Data extracted from a collection:
=-=-=-=-=
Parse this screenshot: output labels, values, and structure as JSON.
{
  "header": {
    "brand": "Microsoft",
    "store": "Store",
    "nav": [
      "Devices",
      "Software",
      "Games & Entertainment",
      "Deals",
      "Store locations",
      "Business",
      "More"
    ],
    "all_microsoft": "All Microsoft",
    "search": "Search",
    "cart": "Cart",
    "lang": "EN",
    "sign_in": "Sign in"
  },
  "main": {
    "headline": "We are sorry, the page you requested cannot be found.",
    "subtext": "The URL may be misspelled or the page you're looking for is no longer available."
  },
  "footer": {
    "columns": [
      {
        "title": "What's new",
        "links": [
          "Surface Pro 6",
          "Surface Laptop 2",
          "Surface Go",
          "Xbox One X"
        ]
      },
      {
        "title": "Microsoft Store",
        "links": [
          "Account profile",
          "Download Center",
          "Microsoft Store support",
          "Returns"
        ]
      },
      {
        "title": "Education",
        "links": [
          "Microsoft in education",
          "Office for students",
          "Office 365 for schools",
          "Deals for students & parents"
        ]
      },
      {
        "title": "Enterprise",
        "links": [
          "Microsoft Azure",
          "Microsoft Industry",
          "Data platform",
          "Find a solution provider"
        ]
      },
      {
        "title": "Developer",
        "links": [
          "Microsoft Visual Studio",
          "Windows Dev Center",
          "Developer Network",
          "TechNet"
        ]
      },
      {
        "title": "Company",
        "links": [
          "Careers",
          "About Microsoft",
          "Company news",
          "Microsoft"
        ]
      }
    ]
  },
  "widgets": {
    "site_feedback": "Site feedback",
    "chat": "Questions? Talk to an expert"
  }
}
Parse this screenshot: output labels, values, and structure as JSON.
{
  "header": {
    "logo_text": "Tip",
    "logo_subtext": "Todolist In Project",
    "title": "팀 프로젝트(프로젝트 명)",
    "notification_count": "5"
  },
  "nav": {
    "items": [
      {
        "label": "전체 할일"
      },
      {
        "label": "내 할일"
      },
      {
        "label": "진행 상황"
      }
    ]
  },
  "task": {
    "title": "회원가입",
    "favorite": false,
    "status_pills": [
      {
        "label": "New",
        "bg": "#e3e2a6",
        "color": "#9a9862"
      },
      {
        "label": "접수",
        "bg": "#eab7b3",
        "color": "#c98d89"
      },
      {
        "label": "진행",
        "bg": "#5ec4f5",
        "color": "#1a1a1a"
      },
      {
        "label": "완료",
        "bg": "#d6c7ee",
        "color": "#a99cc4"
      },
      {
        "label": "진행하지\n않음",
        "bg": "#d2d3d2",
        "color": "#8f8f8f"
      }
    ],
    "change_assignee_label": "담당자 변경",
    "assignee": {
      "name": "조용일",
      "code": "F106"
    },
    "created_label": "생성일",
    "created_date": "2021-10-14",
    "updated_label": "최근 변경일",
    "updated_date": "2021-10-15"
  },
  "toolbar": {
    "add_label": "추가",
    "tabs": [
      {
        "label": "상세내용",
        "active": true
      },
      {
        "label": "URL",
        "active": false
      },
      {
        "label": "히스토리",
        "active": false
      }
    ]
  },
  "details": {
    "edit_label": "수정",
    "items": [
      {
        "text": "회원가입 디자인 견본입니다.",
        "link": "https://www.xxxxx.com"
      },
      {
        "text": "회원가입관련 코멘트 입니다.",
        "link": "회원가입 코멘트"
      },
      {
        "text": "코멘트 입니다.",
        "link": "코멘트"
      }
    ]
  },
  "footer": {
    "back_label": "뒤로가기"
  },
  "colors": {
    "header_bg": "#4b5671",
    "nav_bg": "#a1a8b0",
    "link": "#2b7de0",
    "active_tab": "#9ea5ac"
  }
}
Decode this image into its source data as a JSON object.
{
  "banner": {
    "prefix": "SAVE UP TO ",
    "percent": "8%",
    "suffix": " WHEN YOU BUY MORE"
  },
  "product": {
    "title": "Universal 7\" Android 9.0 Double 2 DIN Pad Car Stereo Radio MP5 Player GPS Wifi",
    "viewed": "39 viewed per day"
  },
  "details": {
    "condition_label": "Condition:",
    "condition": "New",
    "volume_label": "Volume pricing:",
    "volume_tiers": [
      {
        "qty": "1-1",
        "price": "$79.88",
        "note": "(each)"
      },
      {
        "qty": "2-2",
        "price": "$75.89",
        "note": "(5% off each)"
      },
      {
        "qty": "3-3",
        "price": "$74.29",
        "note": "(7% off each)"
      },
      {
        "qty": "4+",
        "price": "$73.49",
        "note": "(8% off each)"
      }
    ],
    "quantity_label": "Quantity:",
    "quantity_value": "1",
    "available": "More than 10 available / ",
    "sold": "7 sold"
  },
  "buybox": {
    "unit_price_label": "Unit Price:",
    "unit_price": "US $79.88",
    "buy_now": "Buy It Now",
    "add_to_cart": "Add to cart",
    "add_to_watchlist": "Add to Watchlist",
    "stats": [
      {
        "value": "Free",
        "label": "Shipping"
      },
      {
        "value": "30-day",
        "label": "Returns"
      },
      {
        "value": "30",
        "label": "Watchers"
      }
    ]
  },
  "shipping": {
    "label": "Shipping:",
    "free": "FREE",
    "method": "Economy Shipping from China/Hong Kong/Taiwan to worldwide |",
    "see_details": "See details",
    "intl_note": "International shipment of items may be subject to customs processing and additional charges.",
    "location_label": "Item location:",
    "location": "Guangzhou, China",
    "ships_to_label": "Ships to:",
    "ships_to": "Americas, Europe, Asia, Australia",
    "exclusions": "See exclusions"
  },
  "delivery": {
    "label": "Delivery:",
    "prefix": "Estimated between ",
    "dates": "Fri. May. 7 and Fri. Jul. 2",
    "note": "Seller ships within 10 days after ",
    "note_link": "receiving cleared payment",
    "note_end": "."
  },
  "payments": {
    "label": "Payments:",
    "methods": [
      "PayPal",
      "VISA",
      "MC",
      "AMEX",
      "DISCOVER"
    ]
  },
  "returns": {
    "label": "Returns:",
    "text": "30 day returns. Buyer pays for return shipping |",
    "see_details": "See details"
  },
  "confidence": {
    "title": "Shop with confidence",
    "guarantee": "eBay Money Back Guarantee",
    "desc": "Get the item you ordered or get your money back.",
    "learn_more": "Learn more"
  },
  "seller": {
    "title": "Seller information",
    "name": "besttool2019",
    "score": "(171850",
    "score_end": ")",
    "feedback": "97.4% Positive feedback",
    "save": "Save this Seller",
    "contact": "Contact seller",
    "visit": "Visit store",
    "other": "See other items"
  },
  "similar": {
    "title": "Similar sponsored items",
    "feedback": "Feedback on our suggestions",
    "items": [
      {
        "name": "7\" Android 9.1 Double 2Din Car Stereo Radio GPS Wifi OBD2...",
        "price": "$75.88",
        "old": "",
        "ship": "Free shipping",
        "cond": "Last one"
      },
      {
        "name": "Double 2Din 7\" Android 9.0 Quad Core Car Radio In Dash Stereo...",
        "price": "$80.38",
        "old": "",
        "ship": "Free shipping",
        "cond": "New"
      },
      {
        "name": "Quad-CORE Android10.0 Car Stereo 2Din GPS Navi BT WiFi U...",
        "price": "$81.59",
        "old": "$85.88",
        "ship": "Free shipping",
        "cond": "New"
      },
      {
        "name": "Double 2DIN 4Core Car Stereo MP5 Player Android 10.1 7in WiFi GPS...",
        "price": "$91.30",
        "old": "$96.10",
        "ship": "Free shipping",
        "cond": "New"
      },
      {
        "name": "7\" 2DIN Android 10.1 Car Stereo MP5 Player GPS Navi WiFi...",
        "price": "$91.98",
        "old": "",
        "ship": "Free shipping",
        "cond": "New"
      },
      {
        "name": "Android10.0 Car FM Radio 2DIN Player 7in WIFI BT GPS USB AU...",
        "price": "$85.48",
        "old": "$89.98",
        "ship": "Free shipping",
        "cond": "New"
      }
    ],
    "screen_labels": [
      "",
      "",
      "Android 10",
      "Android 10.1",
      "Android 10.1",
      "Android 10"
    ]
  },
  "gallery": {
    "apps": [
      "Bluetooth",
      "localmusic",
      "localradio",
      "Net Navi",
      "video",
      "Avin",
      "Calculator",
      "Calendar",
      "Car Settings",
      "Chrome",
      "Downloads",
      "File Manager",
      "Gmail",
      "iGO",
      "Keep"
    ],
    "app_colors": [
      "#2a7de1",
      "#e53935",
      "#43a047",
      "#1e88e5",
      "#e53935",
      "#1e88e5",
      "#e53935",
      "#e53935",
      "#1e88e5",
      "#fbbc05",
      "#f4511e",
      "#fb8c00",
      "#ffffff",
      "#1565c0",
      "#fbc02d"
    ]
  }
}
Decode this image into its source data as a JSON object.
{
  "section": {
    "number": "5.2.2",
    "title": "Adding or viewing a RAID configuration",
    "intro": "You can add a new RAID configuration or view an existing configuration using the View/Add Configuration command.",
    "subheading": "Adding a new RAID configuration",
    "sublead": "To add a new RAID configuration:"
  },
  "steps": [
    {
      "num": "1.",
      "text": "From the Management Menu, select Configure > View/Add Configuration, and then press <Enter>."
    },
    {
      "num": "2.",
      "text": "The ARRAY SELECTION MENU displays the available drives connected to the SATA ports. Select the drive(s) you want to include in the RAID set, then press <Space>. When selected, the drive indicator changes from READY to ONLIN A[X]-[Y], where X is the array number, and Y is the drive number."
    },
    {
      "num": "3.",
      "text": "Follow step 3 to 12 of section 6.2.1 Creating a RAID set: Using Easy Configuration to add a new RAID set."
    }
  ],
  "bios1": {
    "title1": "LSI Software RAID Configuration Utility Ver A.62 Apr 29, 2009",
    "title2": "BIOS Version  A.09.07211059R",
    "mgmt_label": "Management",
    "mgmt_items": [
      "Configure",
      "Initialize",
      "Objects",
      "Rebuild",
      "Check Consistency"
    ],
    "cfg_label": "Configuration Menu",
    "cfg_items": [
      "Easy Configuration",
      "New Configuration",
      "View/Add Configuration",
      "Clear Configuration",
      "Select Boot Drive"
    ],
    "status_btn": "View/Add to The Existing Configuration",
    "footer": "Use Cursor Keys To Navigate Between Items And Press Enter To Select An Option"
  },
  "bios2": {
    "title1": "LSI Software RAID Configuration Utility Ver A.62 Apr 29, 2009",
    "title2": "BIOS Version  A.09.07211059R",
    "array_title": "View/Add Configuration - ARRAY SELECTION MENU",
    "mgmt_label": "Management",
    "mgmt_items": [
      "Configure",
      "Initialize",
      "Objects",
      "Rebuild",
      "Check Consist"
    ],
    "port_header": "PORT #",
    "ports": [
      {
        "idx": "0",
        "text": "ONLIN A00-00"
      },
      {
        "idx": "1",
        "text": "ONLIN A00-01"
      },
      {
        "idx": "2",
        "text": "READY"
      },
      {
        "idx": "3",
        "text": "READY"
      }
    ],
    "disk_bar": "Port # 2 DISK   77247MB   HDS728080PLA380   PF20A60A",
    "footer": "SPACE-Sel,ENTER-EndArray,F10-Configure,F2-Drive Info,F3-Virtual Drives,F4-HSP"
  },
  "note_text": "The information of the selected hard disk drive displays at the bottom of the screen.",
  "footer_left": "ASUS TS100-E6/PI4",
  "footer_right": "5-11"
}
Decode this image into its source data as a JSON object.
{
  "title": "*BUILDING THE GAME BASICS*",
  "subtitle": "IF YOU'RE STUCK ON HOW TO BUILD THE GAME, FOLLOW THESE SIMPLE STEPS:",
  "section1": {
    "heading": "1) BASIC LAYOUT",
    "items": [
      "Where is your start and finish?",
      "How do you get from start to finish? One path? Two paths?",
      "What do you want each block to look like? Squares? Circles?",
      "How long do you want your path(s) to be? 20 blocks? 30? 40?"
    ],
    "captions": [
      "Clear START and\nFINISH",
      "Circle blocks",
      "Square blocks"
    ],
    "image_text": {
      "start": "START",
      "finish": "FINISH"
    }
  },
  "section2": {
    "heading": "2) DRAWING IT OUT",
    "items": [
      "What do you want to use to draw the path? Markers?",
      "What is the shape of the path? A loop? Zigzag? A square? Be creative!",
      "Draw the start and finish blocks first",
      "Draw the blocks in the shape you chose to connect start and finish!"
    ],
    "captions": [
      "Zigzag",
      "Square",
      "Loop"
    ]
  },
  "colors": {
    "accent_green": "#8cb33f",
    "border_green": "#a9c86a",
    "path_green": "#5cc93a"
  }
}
=-=-=-=-=
What the exercise asks -
Within the entries above, work out how many lines contain the word "Quad". The number alone is the answer.

Task solution -
2